[DATASET ROWS]:

● ● ●

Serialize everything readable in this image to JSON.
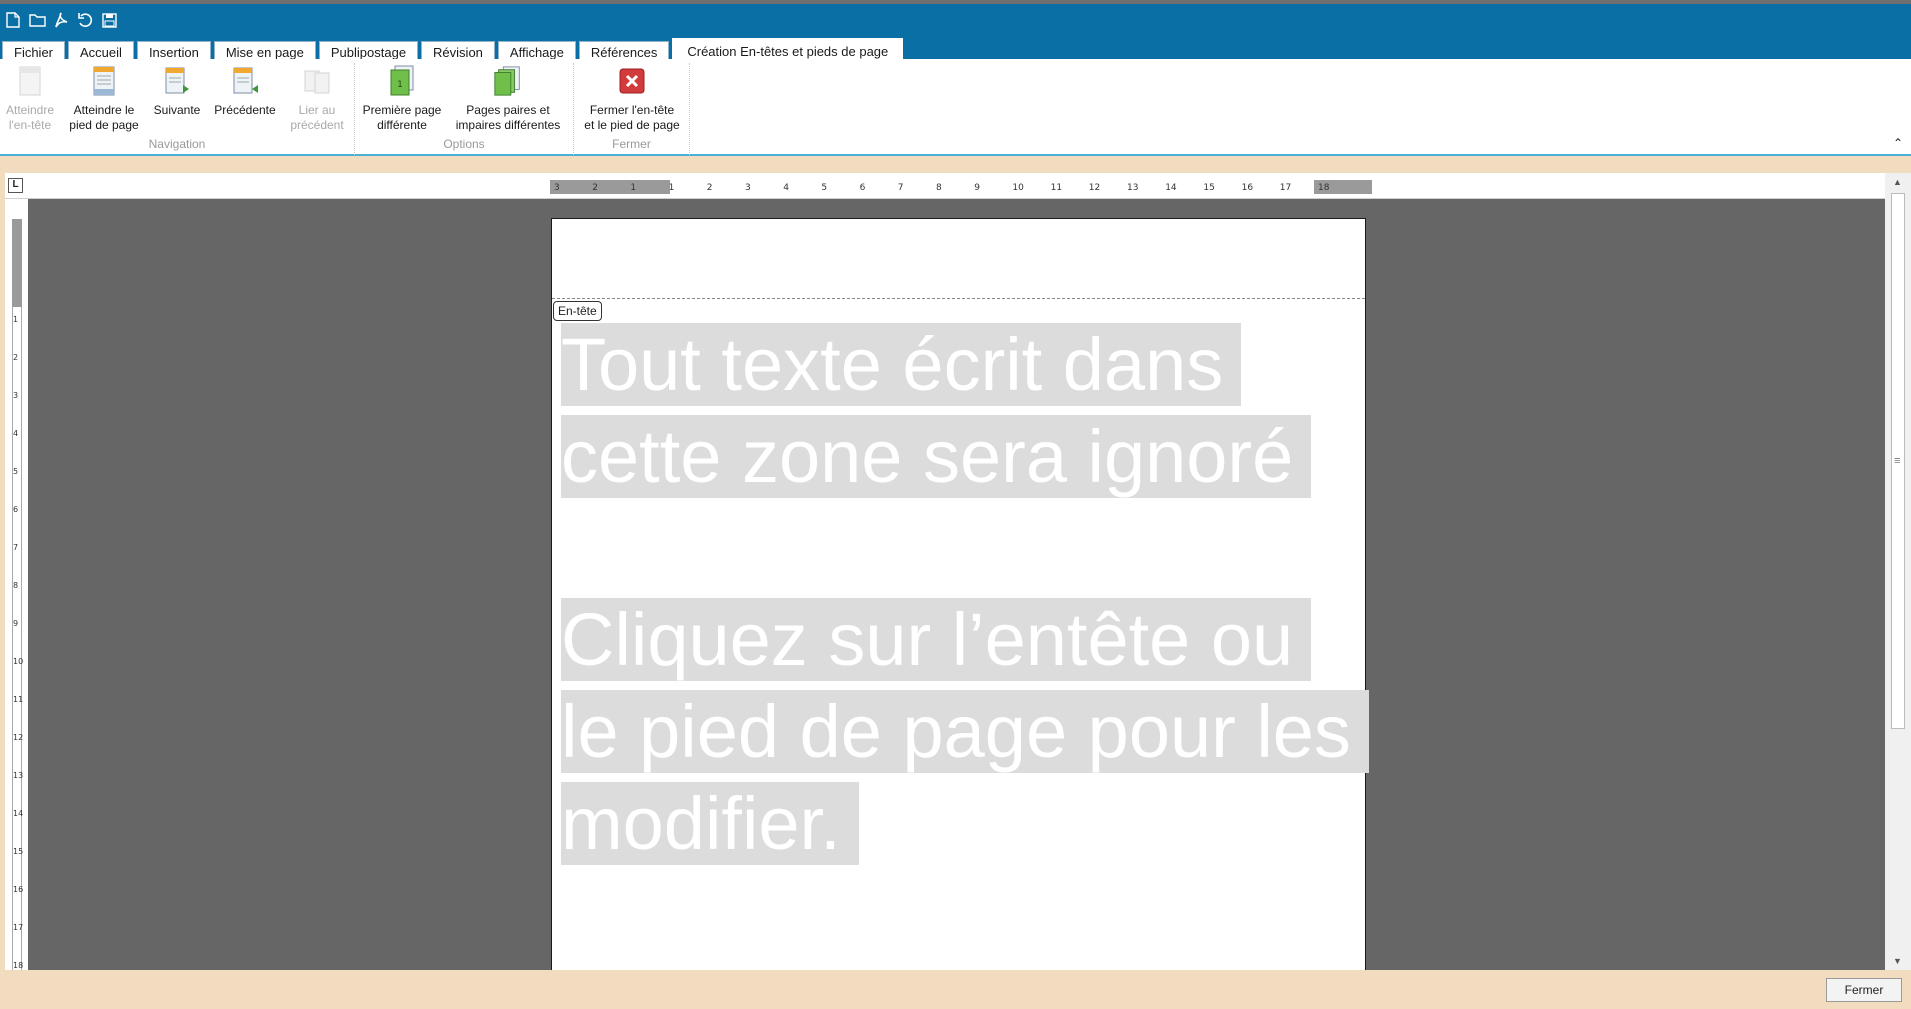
{
  "quick_access": [
    {
      "name": "new-document-icon"
    },
    {
      "name": "open-folder-icon"
    },
    {
      "name": "pdf-export-icon"
    },
    {
      "name": "undo-icon"
    },
    {
      "name": "save-icon"
    }
  ],
  "tabs": [
    {
      "label": "Fichier"
    },
    {
      "label": "Accueil"
    },
    {
      "label": "Insertion"
    },
    {
      "label": "Mise en page"
    },
    {
      "label": "Publipostage"
    },
    {
      "label": "Révision"
    },
    {
      "label": "Affichage"
    },
    {
      "label": "Références"
    },
    {
      "label": "Création En-têtes et pieds de page",
      "active": true
    }
  ],
  "ribbon": {
    "navigation": {
      "label": "Navigation",
      "goto_header": [
        "Atteindre",
        "l'en-tête"
      ],
      "goto_footer": [
        "Atteindre le",
        "pied de page"
      ],
      "next": "Suivante",
      "previous": "Précédente",
      "link_previous": [
        "Lier au",
        "précédent"
      ]
    },
    "options": {
      "label": "Options",
      "first_page": [
        "Première page",
        "différente"
      ],
      "odd_even": [
        "Pages paires et",
        "impaires différentes"
      ]
    },
    "close": {
      "label": "Fermer",
      "close_header": [
        "Fermer l'en-tête",
        "et le pied de page"
      ]
    }
  },
  "ruler": {
    "corner": "L",
    "ticks": [
      "3",
      "2",
      "1",
      "1",
      "2",
      "3",
      "4",
      "5",
      "6",
      "7",
      "8",
      "9",
      "10",
      "11",
      "12",
      "13",
      "14",
      "15",
      "16",
      "17",
      "18"
    ],
    "vticks": [
      "1",
      "2",
      "3",
      "4",
      "5",
      "6",
      "7",
      "8",
      "9",
      "10",
      "11",
      "12",
      "13",
      "14",
      "15",
      "16",
      "17",
      "18"
    ]
  },
  "page": {
    "header_tag": "En-tête",
    "placeholder_1": "Tout texte écrit dans cette zone sera ignoré",
    "placeholder_2": "Cliquez sur l’entête ou le pied de page pour les modifier."
  },
  "footer": {
    "close_button": "Fermer"
  },
  "colors": {
    "title_bar": "#0a6fa5",
    "ribbon_accent": "#49b0d8",
    "background": "#f2dcbf",
    "canvas": "#666666",
    "close_icon": "#d23b3b"
  }
}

● ● ●

[PROBLEM TO SOLVE]:
Your task is an exact transcription of all the data, minus the pictures.

[TASK ANSWER]:
Serialize everything readable in this image to JSON.
{
  "quick_access": [
    {
      "name": "new-document-icon"
    },
    {
      "name": "open-folder-icon"
    },
    {
      "name": "pdf-export-icon"
    },
    {
      "name": "undo-icon"
    },
    {
      "name": "save-icon"
    }
  ],
  "tabs": [
    {
      "label": "Fichier"
    },
    {
      "label": "Accueil"
    },
    {
      "label": "Insertion"
    },
    {
      "label": "Mise en page"
    },
    {
      "label": "Publipostage"
    },
    {
      "label": "Révision"
    },
    {
      "label": "Affichage"
    },
    {
      "label": "Références"
    },
    {
      "label": "Création En-têtes et pieds de page",
      "active": true
    }
  ],
  "ribbon": {
    "navigation": {
      "label": "Navigation",
      "goto_header": [
        "Atteindre",
        "l'en-tête"
      ],
      "goto_footer": [
        "Atteindre le",
        "pied de page"
      ],
      "next": "Suivante",
      "previous": "Précédente",
      "link_previous": [
        "Lier au",
        "précédent"
      ]
    },
    "options": {
      "label": "Options",
      "first_page": [
        "Première page",
        "différente"
      ],
      "odd_even": [
        "Pages paires et",
        "impaires différentes"
      ]
    },
    "close": {
      "label": "Fermer",
      "close_header": [
        "Fermer l'en-tête",
        "et le pied de page"
      ]
    }
  },
  "ruler": {
    "corner": "L",
    "ticks": [
      "3",
      "2",
      "1",
      "1",
      "2",
      "3",
      "4",
      "5",
      "6",
      "7",
      "8",
      "9",
      "10",
      "11",
      "12",
      "13",
      "14",
      "15",
      "16",
      "17",
      "18"
    ],
    "vticks": [
      "1",
      "2",
      "3",
      "4",
      "5",
      "6",
      "7",
      "8",
      "9",
      "10",
      "11",
      "12",
      "13",
      "14",
      "15",
      "16",
      "17",
      "18"
    ]
  },
  "page": {
    "header_tag": "En-tête",
    "placeholder_1": "Tout texte écrit dans cette zone sera ignoré",
    "placeholder_2": "Cliquez sur l’entête ou le pied de page pour les modifier."
  },
  "footer": {
    "close_button": "Fermer"
  },
  "colors": {
    "title_bar": "#0a6fa5",
    "ribbon_accent": "#49b0d8",
    "background": "#f2dcbf",
    "canvas": "#666666",
    "close_icon": "#d23b3b"
  }
}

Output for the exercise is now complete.